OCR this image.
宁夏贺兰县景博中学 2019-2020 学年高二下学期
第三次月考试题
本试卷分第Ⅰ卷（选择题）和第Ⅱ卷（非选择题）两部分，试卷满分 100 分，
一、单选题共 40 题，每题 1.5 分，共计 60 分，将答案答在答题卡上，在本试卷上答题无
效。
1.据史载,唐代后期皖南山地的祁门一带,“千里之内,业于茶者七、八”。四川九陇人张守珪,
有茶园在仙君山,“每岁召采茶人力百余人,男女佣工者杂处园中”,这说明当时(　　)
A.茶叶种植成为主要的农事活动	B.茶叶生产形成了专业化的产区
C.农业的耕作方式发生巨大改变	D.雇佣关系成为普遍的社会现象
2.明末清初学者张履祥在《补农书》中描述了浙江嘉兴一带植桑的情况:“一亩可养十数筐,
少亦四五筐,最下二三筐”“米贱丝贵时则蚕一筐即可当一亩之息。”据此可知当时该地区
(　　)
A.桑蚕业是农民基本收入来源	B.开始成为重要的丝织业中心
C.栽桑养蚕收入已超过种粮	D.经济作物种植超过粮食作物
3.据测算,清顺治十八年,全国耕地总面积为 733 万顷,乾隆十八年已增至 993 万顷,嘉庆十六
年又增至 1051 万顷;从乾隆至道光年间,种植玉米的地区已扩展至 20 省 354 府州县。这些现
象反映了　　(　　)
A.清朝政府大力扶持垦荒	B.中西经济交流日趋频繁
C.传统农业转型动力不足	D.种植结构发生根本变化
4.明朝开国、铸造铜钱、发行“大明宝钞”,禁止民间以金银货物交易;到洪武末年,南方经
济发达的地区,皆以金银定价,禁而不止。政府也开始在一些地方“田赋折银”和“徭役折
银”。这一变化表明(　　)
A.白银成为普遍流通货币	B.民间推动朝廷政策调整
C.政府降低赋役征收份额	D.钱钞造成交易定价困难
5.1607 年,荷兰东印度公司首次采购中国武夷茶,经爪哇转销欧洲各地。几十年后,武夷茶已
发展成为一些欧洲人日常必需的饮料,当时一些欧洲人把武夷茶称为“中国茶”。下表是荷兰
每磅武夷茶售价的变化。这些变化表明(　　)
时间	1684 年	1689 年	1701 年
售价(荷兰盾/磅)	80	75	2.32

++++++++++++++++++++

AIM: Restate the listing in full, word for word.

EXERCISE OUTPUT:
OCR this image.
宁夏贺兰县景博中学 2019-2020 学年高二下学期
第三次月考试题
本试卷分第Ⅰ卷（选择题）和第Ⅱ卷（非选择题）两部分，试卷满分 100 分，
一、单选题共 40 题，每题 1.5 分，共计 60 分，将答案答在答题卡上，在本试卷上答题无
效。
1.据史载,唐代后期皖南山地的祁门一带,“千里之内,业于茶者七、八”。四川九陇人张守珪,
有茶园在仙君山,“每岁召采茶人力百余人,男女佣工者杂处园中”,这说明当时(　　)
A.茶叶种植成为主要的农事活动	B.茶叶生产形成了专业化的产区
C.农业的耕作方式发生巨大改变	D.雇佣关系成为普遍的社会现象
2.明末清初学者张履祥在《补农书》中描述了浙江嘉兴一带植桑的情况:“一亩可养十数筐,
少亦四五筐,最下二三筐”“米贱丝贵时则蚕一筐即可当一亩之息。”据此可知当时该地区
(　　)
A.桑蚕业是农民基本收入来源	B.开始成为重要的丝织业中心
C.栽桑养蚕收入已超过种粮	D.经济作物种植超过粮食作物
3.据测算,清顺治十八年,全国耕地总面积为 733 万顷,乾隆十八年已增至 993 万顷,嘉庆十六
年又增至 1051 万顷;从乾隆至道光年间,种植玉米的地区已扩展至 20 省 354 府州县。这些现
象反映了　　(　　)
A.清朝政府大力扶持垦荒	B.中西经济交流日趋频繁
C.传统农业转型动力不足	D.种植结构发生根本变化
4.明朝开国、铸造铜钱、发行“大明宝钞”,禁止民间以金银货物交易;到洪武末年,南方经
济发达的地区,皆以金银定价,禁而不止。政府也开始在一些地方“田赋折银”和“徭役折
银”。这一变化表明(　　)
A.白银成为普遍流通货币	B.民间推动朝廷政策调整
C.政府降低赋役征收份额	D.钱钞造成交易定价困难
5.1607 年,荷兰东印度公司首次采购中国武夷茶,经爪哇转销欧洲各地。几十年后,武夷茶已
发展成为一些欧洲人日常必需的饮料,当时一些欧洲人把武夷茶称为“中国茶”。下表是荷兰
每磅武夷茶售价的变化。这些变化表明(　　)
时间	1684 年	1689 年	1701 年
售价(荷兰盾/磅)	80	75	2.32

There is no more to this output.